Stored data:
>>
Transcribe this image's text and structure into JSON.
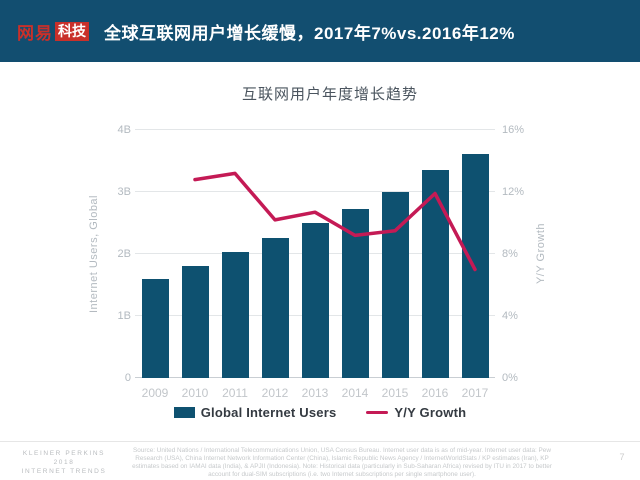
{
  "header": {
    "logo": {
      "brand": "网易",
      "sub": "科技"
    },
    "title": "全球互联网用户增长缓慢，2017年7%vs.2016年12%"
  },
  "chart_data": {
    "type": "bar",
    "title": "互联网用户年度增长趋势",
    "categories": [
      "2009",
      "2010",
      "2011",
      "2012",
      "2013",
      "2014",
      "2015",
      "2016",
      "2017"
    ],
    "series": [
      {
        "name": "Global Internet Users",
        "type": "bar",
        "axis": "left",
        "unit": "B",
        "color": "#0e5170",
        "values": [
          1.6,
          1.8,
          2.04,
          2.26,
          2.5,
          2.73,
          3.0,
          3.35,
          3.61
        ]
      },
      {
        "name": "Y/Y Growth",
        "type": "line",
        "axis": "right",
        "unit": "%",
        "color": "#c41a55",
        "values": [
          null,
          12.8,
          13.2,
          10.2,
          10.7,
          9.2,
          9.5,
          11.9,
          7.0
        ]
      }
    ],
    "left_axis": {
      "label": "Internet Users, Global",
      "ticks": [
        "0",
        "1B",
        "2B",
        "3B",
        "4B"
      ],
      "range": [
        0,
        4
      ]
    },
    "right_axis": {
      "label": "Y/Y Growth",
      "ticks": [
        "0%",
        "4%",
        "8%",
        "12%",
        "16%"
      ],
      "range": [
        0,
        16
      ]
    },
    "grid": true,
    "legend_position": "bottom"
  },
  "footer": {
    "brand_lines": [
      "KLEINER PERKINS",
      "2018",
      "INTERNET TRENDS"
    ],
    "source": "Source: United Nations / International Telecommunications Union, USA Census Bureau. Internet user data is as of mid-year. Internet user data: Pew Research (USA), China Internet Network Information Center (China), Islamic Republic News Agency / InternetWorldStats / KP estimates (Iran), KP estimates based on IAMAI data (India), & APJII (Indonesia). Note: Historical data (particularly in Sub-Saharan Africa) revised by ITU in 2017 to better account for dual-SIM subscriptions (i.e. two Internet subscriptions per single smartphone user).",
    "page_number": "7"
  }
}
<<
>>
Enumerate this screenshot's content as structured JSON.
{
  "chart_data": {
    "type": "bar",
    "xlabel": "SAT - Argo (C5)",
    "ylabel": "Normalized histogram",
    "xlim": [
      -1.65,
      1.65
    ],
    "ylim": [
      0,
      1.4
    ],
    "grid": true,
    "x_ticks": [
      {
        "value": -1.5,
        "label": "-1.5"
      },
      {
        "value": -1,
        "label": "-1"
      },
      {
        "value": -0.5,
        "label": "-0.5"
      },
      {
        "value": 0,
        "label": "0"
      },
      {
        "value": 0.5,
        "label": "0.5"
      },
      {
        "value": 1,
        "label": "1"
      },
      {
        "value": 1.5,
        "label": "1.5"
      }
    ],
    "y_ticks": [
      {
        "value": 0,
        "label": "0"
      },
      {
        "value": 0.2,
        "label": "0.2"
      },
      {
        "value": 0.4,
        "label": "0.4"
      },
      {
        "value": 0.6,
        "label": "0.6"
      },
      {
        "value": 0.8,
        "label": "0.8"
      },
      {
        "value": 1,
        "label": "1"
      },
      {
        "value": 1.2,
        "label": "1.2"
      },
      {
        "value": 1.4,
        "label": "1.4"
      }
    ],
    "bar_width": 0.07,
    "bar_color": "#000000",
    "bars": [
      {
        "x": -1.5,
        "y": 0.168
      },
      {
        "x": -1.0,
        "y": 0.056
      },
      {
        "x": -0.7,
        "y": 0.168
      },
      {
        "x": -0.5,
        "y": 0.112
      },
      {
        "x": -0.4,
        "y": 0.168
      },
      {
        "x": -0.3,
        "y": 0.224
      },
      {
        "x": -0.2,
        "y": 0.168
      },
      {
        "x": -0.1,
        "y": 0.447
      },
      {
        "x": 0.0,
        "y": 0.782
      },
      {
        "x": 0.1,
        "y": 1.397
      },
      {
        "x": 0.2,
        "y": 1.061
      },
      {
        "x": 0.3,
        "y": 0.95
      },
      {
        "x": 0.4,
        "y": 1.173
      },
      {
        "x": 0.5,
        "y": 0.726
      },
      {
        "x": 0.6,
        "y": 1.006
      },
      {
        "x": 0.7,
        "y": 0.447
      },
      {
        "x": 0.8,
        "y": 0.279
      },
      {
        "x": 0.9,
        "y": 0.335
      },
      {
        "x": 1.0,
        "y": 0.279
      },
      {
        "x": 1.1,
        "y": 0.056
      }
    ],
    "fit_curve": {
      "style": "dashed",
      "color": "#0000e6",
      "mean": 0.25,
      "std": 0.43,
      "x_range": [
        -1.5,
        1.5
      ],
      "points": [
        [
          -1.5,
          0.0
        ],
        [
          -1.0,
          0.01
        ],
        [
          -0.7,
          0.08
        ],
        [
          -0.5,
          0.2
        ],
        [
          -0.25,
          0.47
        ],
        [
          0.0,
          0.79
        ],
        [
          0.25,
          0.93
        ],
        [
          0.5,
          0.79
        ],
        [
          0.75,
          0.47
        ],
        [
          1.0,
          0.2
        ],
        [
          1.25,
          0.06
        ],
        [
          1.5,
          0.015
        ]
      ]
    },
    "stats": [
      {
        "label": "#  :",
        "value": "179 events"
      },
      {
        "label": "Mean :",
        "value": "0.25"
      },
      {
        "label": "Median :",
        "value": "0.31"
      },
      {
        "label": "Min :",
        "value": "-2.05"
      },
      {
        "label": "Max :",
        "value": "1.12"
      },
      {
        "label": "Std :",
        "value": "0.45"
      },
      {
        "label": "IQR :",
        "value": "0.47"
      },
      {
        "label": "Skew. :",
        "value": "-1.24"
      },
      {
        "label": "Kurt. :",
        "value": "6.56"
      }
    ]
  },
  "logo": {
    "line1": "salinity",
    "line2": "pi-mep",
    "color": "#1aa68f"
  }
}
<<
>>
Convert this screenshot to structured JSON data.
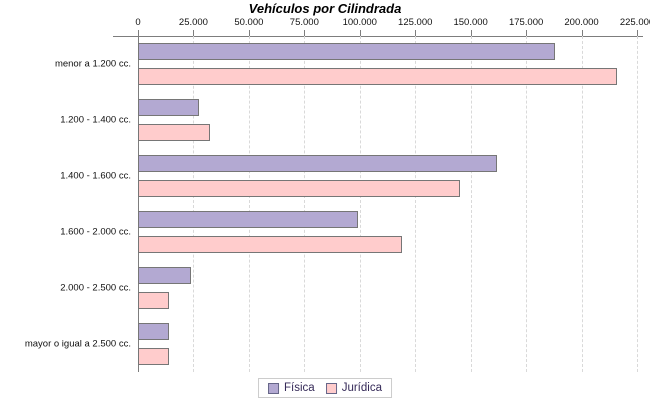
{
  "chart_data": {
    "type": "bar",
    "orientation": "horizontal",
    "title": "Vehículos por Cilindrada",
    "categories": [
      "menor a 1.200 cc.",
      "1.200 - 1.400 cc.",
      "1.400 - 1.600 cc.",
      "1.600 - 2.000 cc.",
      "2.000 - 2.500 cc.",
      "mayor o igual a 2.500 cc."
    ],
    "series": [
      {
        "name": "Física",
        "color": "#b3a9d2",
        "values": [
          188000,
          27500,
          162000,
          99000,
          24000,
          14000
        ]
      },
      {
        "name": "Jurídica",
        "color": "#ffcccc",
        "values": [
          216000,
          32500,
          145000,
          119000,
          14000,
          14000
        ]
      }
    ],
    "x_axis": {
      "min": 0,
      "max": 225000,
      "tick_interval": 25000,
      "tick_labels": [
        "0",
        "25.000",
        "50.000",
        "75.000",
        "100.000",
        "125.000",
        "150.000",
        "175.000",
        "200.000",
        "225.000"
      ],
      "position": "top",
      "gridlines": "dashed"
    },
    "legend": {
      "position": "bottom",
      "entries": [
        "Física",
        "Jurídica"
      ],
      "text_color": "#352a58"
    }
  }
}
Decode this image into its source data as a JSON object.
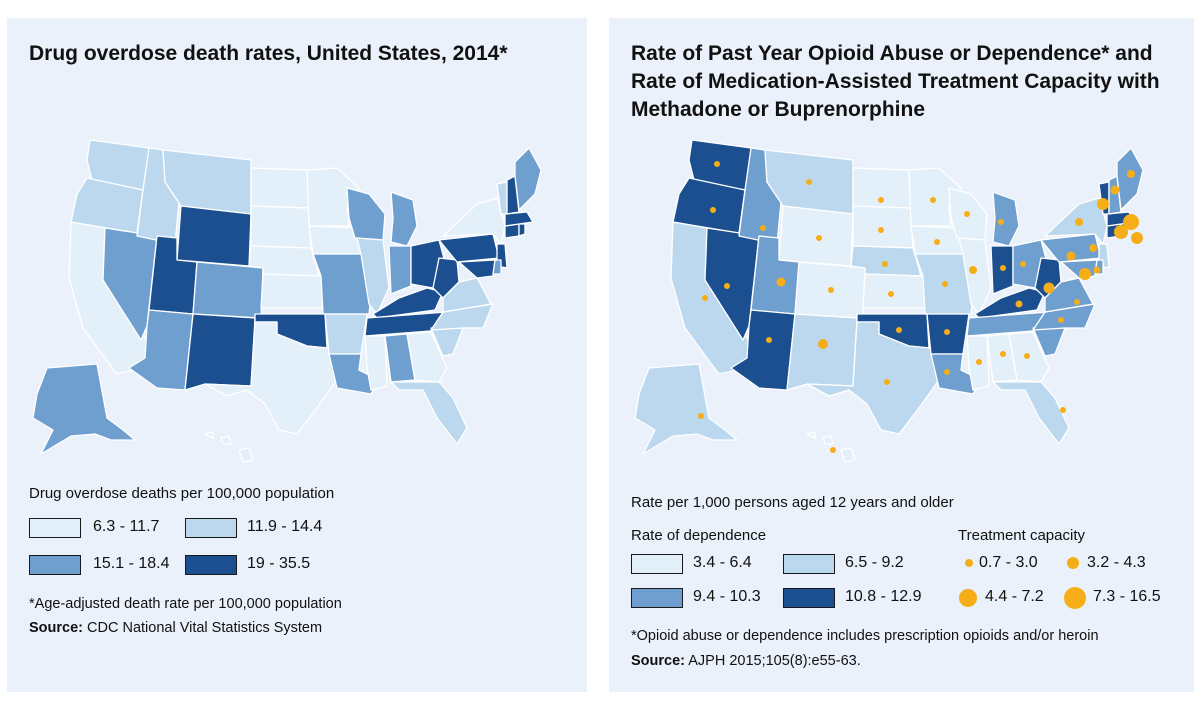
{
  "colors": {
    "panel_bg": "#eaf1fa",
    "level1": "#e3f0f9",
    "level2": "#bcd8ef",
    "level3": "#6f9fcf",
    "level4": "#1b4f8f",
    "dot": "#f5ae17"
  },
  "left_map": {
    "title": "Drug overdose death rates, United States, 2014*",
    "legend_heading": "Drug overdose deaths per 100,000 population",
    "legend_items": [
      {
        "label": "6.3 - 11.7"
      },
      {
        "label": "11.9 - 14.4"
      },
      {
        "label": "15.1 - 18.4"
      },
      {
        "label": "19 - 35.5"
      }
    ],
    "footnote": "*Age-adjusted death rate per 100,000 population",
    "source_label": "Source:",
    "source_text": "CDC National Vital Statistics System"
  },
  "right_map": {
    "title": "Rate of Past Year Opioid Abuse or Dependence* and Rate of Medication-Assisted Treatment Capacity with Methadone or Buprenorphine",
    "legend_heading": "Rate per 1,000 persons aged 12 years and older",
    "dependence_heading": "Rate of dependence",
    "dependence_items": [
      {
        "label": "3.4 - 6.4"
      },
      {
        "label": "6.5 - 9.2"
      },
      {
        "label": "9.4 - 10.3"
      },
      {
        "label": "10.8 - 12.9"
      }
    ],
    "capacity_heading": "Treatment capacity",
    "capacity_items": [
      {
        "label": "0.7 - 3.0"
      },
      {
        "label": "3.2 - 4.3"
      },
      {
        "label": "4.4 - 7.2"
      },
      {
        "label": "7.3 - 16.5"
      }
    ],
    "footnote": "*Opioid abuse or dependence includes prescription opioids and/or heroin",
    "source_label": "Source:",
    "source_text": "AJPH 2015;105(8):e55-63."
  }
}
<<
Task statement: Select every line where the word "Drug" occurs.

Exercise answer:
    "title": "Drug overdose death rates, United States, 2014*",
    "legend_heading": "Drug overdose deaths per 100,000 population",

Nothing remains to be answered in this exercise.